### Records supplied:
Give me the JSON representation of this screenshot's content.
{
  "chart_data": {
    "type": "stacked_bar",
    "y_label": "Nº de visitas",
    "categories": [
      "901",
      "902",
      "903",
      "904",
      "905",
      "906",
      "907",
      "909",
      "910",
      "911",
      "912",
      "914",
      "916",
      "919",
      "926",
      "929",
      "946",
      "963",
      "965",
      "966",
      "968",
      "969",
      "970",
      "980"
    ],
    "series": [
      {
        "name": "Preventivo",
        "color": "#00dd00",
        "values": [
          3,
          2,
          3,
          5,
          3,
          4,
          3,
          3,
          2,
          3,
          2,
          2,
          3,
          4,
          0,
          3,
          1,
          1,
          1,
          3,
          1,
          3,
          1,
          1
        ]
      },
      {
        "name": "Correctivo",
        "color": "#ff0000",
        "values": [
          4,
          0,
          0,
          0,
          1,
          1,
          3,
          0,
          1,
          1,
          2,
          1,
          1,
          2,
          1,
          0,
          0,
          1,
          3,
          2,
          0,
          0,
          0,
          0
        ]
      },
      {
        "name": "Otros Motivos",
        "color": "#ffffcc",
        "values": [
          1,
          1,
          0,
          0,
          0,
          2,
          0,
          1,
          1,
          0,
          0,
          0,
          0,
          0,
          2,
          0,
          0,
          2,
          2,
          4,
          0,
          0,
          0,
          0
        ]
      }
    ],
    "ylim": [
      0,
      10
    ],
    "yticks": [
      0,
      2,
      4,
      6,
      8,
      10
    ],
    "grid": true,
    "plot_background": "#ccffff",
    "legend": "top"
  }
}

### Task requirements:
Extract every line above exactly as it stands.

### Solution for this exercise:
Give me the JSON representation of this screenshot's content.
{
  "chart_data": {
    "type": "stacked_bar",
    "y_label": "Nº de visitas",
    "categories": [
      "901",
      "902",
      "903",
      "904",
      "905",
      "906",
      "907",
      "909",
      "910",
      "911",
      "912",
      "914",
      "916",
      "919",
      "926",
      "929",
      "946",
      "963",
      "965",
      "966",
      "968",
      "969",
      "970",
      "980"
    ],
    "series": [
      {
        "name": "Preventivo",
        "color": "#00dd00",
        "values": [
          3,
          2,
          3,
          5,
          3,
          4,
          3,
          3,
          2,
          3,
          2,
          2,
          3,
          4,
          0,
          3,
          1,
          1,
          1,
          3,
          1,
          3,
          1,
          1
        ]
      },
      {
        "name": "Correctivo",
        "color": "#ff0000",
        "values": [
          4,
          0,
          0,
          0,
          1,
          1,
          3,
          0,
          1,
          1,
          2,
          1,
          1,
          2,
          1,
          0,
          0,
          1,
          3,
          2,
          0,
          0,
          0,
          0
        ]
      },
      {
        "name": "Otros Motivos",
        "color": "#ffffcc",
        "values": [
          1,
          1,
          0,
          0,
          0,
          2,
          0,
          1,
          1,
          0,
          0,
          0,
          0,
          0,
          2,
          0,
          0,
          2,
          2,
          4,
          0,
          0,
          0,
          0
        ]
      }
    ],
    "ylim": [
      0,
      10
    ],
    "yticks": [
      0,
      2,
      4,
      6,
      8,
      10
    ],
    "grid": true,
    "plot_background": "#ccffff",
    "legend": "top"
  }
}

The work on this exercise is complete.